Written problem 1 =
Answer these questions about the mailing-list message, one per line:
(a) Which resource is recommended for testing JSON parsers and encoders?
(b) Where does the message to Craig suggest publishing the library?
(c) Which tool does the reply call the much better approach to testing?

[erlang-questions] New project: ZJ - A tiny JSON encoder/decoder

Michał Muskała michal@REDACTED
Thu Jun 28 10:44:13 CEST 2018


For testing JSON parsers/encoders I recommend https://github.com/nst/JSONTestSuite

Michał.
On 28 Jun 2018, 10:17 +0200, zxq9@REDACTED, wrote:
> On 2018年6月28日木曜日 9時46分10秒 JST you wrote:
> > Hi Craig,
> >
> > The lib looks interesting, I would like to try it on my projects.
> >
> > Few related questions:
> > 1) Do you plan to add tests later on?
> > 2) What do you think about publishing it on hex.pm, so it's easier
> > to control releases (for those who are using it), maybe rebar3/erlang.mk
> > can be quite helpful here?
> > 3) Finally, the performance, did you have a chance to make some comparisons?
>
> Hi, Oleg!
>
> 1- I fuzzed it by running real-world JSON through it, but am not convinced
> of the utility of hand-written tests considering how narrow the actual
> spec is compared to the variety of real-world illegal JSON out there. I
> think the best way to *really* approach testing would be to write a script
> that would evaluate its performance against either a bulk dataset stored
> for that purpose or (much better) use PropEr.

Recorded information =
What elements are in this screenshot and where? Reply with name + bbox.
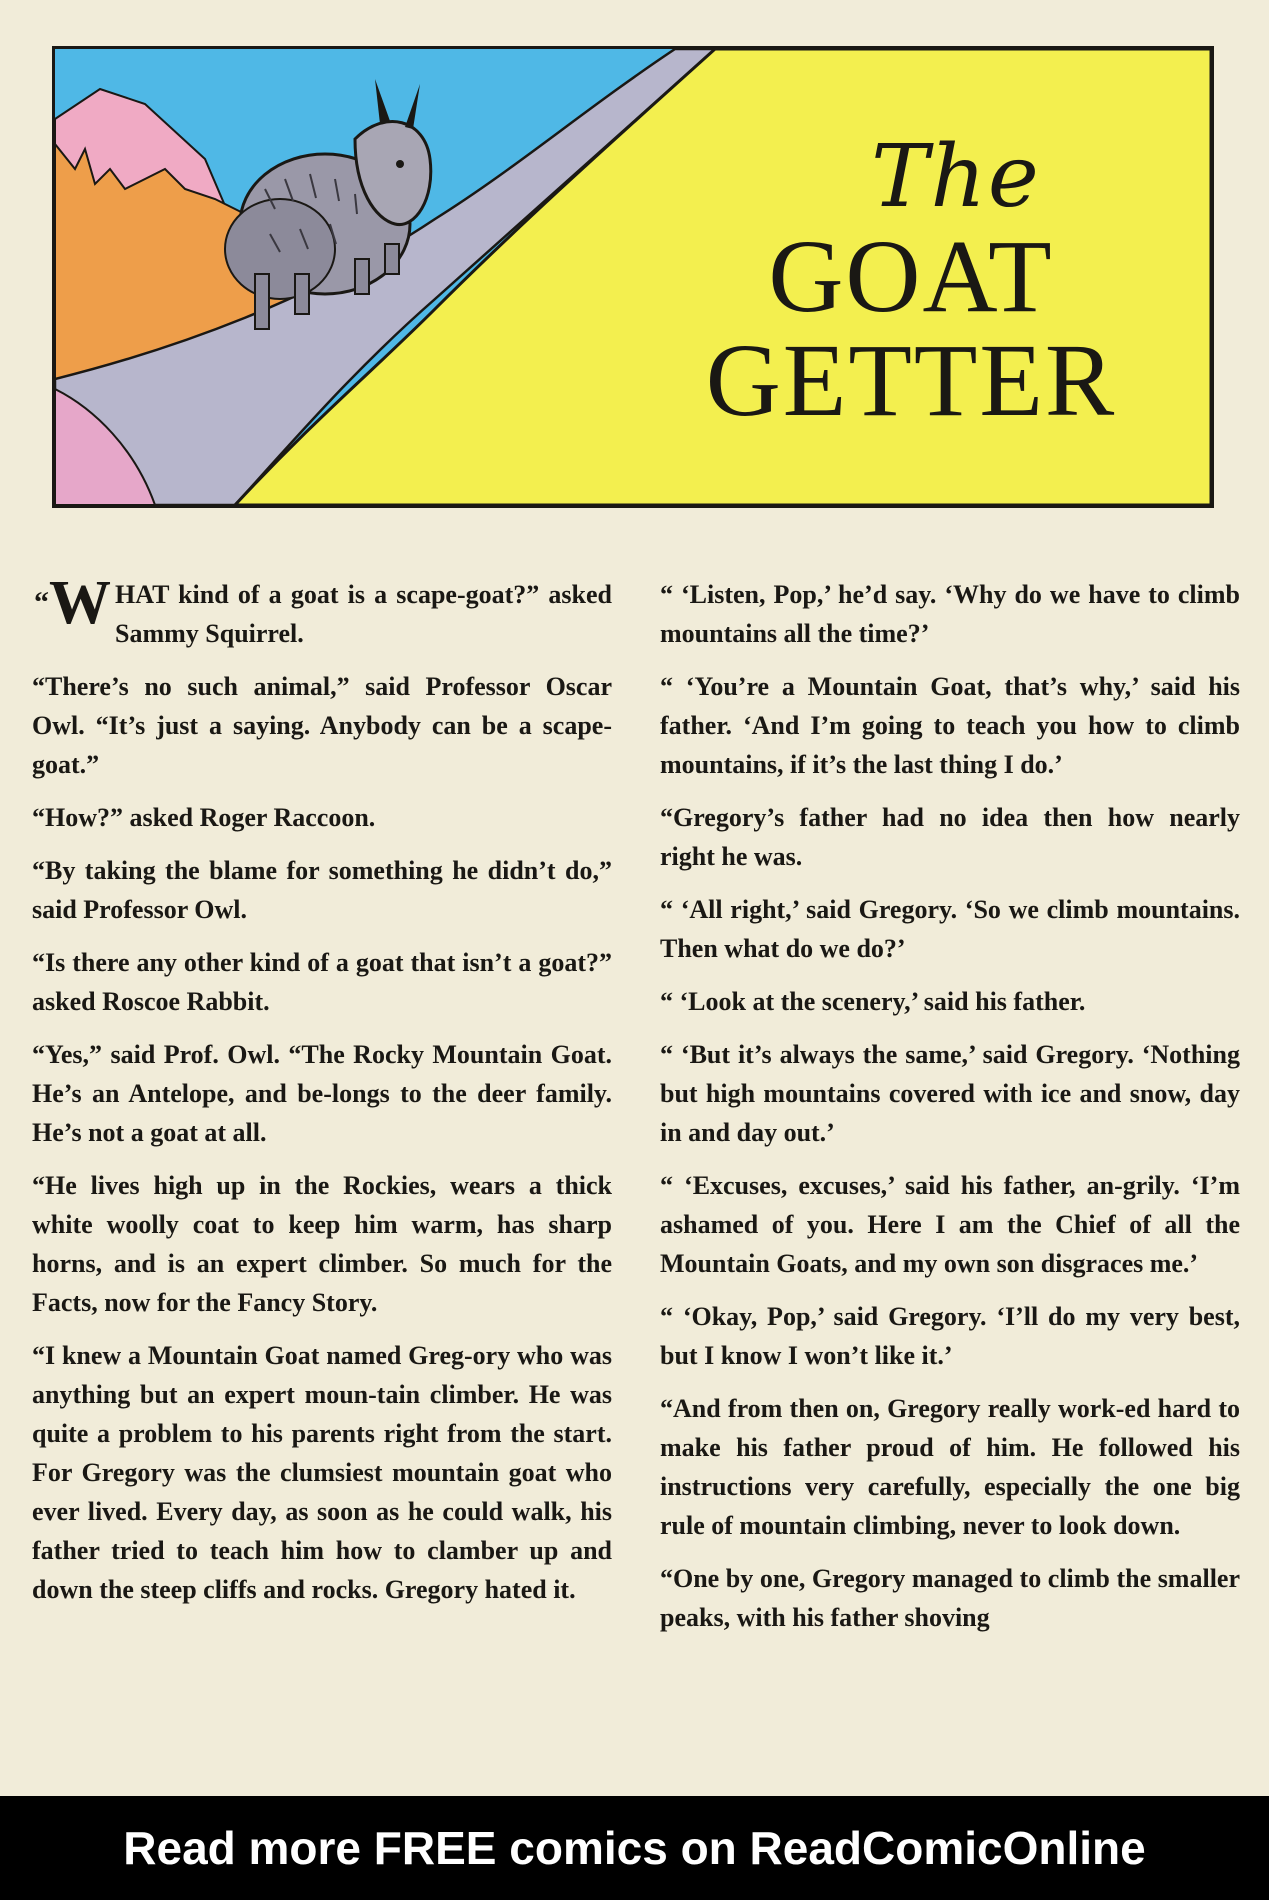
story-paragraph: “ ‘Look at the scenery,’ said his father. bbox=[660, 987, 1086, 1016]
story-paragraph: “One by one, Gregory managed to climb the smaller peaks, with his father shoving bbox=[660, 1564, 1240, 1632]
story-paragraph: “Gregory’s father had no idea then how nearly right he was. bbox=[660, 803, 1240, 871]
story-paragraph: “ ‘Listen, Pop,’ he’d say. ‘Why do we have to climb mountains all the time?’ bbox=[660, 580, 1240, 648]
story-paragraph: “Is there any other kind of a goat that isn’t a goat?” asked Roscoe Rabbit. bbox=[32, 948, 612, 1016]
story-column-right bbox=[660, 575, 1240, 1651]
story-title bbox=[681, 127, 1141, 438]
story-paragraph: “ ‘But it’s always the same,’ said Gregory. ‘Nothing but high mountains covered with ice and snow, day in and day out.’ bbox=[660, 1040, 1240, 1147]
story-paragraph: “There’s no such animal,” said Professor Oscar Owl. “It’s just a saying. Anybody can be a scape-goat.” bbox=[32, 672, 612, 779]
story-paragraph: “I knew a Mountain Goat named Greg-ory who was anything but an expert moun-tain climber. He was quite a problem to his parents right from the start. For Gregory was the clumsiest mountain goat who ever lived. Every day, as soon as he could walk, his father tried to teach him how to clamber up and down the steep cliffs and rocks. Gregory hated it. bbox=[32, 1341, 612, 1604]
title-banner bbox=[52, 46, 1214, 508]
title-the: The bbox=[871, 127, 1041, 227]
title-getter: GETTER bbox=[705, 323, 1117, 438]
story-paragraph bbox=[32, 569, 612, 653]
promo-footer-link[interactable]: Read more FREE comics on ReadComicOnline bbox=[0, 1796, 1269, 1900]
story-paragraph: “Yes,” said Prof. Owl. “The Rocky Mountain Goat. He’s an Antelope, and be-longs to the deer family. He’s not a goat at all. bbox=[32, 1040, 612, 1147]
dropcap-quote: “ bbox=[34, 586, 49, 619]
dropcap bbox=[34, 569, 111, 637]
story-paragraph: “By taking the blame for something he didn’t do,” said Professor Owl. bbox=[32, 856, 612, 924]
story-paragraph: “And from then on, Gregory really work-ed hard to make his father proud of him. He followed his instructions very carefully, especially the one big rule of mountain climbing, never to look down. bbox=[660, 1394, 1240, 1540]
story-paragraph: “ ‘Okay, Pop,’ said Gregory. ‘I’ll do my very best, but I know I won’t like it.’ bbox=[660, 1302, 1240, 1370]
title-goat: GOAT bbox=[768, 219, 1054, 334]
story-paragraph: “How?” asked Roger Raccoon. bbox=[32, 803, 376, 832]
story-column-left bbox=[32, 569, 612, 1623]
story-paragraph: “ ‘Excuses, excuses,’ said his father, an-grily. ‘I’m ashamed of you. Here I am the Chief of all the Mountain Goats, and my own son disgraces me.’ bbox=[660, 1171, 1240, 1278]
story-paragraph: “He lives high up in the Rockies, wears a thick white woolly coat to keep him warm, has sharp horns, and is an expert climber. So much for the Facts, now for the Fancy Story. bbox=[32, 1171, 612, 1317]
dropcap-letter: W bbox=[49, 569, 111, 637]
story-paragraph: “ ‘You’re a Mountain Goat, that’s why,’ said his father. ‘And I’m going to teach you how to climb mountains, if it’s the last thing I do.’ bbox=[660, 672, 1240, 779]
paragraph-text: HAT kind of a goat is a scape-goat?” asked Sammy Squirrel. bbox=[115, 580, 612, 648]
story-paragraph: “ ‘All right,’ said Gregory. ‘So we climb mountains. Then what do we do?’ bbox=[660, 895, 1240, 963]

Written problem 2 = In the listing, what do you get when you rename "story-paragraph" to "story-text" from the line containing "987, 1086, 1016]" through the line containing "1040, 612, 1147]"? Return only those lines, with nothing else changed.

Written solution 1 =
(a) https://github.com/nst/JSONTestSuite
(b) hex.pm
(c) PropEr

Written solution 2 =
story-text: “ ‘Look at the scenery,’ said his father. bbox=[660, 987, 1086, 1016]
story-text: “One by one, Gregory managed to climb the smaller peaks, with his father shoving bbox=[660, 1564, 1240, 1632]
story-text: “Gregory’s father had no idea then how nearly right he was. bbox=[660, 803, 1240, 871]
story-text: “ ‘Listen, Pop,’ he’d say. ‘Why do we have to climb mountains all the time?’ bbox=[660, 580, 1240, 648]
story-text: “Is there any other kind of a goat that isn’t a goat?” asked Roscoe Rabbit. bbox=[32, 948, 612, 1016]
story-column-right bbox=[660, 575, 1240, 1651]
story-title bbox=[681, 127, 1141, 438]
story-text: “ ‘But it’s always the same,’ said Gregory. ‘Nothing but high mountains covered with ice and snow, day in and day out.’ bbox=[660, 1040, 1240, 1147]
story-text: “There’s no such animal,” said Professor Oscar Owl. “It’s just a saying. Anybody can be a scape-goat.” bbox=[32, 672, 612, 779]
story-text: “I knew a Mountain Goat named Greg-ory who was anything but an expert moun-tain climber. He was quite a problem to his parents right from the start. For Gregory was the clumsiest mountain goat who ever lived. Every day, as soon as he could walk, his father tried to teach him how to clamber up and down the steep cliffs and rocks. Gregory hated it. bbox=[32, 1341, 612, 1604]
title-banner bbox=[52, 46, 1214, 508]
title-the: The bbox=[871, 127, 1041, 227]
title-getter: GETTER bbox=[705, 323, 1117, 438]
story-text bbox=[32, 569, 612, 653]
promo-footer-link[interactable]: Read more FREE comics on ReadComicOnline bbox=[0, 1796, 1269, 1900]
story-text: “Yes,” said Prof. Owl. “The Rocky Mountain Goat. He’s an Antelope, and be-longs to the deer family. He’s not a goat at all. bbox=[32, 1040, 612, 1147]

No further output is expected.